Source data
** START **

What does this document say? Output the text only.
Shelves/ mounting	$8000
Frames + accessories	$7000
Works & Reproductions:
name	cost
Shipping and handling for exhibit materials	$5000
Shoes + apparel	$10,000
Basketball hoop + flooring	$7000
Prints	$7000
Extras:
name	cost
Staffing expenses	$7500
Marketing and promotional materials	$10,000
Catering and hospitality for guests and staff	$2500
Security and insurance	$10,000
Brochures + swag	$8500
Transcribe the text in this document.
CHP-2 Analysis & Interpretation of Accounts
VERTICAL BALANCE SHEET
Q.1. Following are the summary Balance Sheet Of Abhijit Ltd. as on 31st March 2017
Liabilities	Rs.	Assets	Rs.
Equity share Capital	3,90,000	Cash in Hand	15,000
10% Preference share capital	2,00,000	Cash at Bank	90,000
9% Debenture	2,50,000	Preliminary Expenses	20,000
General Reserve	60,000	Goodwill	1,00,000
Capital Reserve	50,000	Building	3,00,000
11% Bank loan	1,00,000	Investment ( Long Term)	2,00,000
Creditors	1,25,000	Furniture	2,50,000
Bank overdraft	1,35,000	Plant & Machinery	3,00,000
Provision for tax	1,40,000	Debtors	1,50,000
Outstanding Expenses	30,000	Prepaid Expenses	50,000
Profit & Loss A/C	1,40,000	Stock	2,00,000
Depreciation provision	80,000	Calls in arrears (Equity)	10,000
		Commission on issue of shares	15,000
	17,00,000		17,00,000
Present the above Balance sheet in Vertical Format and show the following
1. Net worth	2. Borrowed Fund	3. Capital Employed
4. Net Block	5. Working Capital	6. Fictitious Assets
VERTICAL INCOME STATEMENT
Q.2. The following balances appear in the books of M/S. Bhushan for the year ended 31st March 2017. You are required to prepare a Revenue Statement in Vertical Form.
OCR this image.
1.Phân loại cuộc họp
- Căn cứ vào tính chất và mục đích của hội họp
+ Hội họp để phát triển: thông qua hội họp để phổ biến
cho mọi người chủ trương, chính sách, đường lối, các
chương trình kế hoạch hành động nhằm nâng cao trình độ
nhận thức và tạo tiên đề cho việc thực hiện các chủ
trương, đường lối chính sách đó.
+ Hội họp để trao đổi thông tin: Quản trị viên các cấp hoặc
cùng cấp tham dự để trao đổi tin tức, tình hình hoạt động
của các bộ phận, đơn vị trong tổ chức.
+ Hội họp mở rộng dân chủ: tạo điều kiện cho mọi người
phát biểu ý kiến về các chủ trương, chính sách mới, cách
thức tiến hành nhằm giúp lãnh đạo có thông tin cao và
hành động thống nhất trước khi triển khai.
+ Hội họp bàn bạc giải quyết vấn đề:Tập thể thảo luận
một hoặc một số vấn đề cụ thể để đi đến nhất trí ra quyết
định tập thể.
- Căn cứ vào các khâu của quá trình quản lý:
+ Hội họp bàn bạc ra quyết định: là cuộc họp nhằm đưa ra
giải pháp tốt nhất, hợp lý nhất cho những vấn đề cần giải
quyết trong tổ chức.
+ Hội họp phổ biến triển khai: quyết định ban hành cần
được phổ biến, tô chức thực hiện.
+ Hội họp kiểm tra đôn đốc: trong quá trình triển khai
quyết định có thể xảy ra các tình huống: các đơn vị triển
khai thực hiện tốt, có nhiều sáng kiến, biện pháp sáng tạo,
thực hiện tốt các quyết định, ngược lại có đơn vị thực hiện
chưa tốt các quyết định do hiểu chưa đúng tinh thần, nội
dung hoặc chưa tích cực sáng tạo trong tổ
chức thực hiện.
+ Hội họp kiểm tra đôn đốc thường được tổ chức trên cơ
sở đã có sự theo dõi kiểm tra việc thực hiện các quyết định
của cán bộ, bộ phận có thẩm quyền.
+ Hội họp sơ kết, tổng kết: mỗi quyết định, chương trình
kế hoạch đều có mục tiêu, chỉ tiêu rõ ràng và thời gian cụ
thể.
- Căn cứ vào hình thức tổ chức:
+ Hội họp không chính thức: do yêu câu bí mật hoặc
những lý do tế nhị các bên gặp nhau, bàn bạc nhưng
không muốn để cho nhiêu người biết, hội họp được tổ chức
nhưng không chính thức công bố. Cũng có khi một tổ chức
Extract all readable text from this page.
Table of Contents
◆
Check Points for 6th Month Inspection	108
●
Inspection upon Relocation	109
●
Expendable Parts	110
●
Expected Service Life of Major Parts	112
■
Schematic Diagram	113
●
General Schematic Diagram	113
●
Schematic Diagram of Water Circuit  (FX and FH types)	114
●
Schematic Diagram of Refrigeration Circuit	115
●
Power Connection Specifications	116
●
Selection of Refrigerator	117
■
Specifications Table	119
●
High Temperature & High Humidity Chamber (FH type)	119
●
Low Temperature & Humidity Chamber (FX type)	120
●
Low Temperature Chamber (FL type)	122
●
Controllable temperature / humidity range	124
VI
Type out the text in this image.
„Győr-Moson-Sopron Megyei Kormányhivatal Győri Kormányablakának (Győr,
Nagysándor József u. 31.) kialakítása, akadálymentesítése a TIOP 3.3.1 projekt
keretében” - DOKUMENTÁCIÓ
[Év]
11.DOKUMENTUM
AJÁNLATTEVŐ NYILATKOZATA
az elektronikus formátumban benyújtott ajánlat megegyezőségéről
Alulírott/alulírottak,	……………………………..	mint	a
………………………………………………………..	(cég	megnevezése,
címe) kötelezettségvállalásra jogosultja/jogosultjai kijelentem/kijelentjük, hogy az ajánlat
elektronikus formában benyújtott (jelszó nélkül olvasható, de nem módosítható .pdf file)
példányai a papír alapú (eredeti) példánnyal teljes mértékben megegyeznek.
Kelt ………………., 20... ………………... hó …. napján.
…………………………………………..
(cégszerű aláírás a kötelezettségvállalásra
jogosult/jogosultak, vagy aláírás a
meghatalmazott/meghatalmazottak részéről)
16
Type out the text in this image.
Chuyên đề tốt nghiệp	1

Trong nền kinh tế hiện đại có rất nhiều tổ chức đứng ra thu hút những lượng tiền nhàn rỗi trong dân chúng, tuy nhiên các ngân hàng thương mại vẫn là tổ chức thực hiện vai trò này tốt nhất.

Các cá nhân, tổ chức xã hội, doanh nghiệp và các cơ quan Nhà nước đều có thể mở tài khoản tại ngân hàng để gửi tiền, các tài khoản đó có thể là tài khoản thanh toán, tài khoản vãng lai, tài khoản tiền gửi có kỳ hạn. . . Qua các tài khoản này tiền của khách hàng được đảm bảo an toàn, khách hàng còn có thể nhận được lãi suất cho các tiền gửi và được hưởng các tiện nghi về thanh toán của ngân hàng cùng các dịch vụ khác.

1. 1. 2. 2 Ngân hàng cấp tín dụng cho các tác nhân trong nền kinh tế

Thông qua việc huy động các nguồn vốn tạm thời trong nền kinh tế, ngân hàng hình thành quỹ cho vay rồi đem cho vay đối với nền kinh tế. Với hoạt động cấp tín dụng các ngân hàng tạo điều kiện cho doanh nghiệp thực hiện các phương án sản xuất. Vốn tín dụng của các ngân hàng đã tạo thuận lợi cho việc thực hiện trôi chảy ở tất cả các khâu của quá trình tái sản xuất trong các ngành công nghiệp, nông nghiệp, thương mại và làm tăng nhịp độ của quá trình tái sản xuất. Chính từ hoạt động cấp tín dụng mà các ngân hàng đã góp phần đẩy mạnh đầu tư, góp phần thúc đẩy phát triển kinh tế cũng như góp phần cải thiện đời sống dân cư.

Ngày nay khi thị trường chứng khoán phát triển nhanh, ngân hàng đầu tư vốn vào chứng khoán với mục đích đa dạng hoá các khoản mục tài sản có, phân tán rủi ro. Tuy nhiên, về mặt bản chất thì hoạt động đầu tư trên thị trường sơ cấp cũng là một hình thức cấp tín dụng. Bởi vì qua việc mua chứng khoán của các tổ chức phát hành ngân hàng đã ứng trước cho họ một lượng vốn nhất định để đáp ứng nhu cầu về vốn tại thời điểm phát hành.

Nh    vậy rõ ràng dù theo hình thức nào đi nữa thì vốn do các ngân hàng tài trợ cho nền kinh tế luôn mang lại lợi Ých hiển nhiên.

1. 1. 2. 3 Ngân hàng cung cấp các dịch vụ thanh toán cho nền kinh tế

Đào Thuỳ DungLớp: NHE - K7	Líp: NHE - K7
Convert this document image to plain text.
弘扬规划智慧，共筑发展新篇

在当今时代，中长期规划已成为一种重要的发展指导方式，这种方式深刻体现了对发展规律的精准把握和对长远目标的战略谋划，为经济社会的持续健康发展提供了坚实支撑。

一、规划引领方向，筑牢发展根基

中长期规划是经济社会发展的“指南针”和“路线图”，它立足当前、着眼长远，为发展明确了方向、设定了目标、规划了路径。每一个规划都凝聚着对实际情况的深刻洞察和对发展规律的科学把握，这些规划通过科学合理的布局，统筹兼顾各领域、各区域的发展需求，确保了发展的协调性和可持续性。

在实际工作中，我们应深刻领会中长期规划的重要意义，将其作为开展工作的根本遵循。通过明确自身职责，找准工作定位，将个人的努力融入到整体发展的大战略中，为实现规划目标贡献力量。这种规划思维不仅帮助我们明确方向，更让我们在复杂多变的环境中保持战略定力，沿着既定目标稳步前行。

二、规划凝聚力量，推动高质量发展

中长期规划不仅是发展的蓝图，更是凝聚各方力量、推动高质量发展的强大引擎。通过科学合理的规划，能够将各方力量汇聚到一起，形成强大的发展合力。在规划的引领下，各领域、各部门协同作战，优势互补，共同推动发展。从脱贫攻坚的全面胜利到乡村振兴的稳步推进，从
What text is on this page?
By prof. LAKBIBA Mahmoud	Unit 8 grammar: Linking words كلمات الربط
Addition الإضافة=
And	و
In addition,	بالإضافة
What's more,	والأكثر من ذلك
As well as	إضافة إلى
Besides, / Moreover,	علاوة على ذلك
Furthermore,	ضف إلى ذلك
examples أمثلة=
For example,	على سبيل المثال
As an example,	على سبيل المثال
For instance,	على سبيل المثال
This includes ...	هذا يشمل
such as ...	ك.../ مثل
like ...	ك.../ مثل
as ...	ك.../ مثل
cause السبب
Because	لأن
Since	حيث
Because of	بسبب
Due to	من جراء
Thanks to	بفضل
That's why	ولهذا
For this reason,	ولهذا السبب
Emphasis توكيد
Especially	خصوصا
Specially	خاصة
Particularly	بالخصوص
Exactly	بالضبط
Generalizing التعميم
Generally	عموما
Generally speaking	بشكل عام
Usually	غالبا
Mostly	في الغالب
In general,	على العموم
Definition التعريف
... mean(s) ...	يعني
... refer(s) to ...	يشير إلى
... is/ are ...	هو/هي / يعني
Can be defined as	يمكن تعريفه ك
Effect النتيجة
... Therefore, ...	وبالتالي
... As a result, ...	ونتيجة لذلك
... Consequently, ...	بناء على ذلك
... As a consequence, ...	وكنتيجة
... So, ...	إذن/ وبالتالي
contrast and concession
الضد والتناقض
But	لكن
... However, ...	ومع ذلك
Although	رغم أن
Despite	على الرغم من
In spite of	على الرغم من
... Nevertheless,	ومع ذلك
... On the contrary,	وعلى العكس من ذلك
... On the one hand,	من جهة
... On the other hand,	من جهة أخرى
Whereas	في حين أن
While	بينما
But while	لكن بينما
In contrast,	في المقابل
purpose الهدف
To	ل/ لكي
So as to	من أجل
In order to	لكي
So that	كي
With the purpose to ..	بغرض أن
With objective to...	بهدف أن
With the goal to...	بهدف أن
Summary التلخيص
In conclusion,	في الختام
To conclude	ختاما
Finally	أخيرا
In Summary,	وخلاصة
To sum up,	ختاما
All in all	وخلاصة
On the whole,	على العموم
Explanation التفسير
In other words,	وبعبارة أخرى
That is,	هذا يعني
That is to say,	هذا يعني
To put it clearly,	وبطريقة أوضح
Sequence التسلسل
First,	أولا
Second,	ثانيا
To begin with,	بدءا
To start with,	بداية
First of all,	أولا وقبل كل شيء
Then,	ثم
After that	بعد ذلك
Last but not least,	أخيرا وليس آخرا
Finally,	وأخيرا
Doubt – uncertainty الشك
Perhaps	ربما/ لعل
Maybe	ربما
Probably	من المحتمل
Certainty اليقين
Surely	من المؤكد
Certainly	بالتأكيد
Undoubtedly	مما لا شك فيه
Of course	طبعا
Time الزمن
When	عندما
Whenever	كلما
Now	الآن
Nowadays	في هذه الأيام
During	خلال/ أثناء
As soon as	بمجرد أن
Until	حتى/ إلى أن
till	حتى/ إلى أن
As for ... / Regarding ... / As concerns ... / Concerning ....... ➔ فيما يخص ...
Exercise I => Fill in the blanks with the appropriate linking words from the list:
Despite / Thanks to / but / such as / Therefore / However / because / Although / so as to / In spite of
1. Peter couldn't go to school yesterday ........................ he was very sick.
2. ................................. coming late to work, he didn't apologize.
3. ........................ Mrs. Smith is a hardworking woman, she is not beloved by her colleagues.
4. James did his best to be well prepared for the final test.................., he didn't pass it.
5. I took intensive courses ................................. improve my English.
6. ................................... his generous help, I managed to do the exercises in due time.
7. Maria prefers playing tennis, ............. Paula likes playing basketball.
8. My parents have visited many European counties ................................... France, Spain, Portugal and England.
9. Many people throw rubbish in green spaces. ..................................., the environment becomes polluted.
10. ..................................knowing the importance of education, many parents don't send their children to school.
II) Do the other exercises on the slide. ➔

** END **

| Short exercise |
List each line holding the string "elektronikus".

| Expected output |
az elektronikus formátumban benyújtott ajánlat megegyezőségéről
elektronikus formában benyújtott (jelszó nélkül olvasható, de nem módosítható .pdf file)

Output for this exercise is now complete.